The response must contain every line from the records below that has "Length".
......
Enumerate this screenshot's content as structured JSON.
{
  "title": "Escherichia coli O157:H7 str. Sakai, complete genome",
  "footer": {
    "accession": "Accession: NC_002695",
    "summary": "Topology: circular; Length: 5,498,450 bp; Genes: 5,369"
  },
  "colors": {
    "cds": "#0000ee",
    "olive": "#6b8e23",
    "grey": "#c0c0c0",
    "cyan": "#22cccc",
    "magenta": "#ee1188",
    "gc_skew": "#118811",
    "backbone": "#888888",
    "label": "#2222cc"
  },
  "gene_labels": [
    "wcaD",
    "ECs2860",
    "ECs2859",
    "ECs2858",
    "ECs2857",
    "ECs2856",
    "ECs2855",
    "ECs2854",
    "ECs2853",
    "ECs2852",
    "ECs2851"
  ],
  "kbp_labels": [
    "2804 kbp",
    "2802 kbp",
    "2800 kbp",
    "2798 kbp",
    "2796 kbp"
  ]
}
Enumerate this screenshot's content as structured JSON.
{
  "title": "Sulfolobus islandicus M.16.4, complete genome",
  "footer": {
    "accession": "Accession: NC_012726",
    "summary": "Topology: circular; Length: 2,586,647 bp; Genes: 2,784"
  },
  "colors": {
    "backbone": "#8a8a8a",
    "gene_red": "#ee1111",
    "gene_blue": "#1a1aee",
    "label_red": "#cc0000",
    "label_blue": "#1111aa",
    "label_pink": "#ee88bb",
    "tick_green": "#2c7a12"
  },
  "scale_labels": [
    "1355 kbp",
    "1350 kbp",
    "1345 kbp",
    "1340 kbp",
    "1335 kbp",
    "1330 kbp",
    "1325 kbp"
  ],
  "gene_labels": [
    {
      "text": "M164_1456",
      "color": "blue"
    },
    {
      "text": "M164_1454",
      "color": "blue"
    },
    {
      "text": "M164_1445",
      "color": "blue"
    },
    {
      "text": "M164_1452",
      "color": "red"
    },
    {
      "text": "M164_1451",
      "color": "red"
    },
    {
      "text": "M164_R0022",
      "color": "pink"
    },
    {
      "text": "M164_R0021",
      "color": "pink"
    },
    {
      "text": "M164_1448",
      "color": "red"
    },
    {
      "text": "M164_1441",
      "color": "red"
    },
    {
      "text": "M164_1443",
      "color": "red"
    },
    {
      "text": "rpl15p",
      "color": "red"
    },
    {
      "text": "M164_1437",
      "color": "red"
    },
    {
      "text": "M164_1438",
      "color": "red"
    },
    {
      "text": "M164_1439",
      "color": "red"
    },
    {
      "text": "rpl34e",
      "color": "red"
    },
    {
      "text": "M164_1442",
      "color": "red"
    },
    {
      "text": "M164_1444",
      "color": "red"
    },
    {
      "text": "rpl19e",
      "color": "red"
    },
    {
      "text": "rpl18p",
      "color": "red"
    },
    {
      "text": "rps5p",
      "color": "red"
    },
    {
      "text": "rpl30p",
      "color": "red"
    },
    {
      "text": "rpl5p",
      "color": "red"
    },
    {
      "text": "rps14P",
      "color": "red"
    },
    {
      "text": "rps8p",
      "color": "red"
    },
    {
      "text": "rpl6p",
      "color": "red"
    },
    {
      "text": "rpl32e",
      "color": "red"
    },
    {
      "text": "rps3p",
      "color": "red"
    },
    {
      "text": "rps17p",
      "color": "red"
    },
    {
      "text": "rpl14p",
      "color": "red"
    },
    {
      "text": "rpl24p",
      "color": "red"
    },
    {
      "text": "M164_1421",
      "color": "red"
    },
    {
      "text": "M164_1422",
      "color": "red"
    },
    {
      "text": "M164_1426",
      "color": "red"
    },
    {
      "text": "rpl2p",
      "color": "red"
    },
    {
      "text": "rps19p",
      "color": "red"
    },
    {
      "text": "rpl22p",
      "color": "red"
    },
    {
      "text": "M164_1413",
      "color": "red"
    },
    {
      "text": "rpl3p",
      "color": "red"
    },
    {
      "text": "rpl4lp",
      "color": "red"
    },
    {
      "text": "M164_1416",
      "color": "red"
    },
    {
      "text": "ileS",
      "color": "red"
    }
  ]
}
......
=== The answer ===
    "summary": "Topology: circular; Length: 5,498,450 bp; Genes: 5,369"
    "summary": "Topology: circular; Length: 2,586,647 bp; Genes: 2,784"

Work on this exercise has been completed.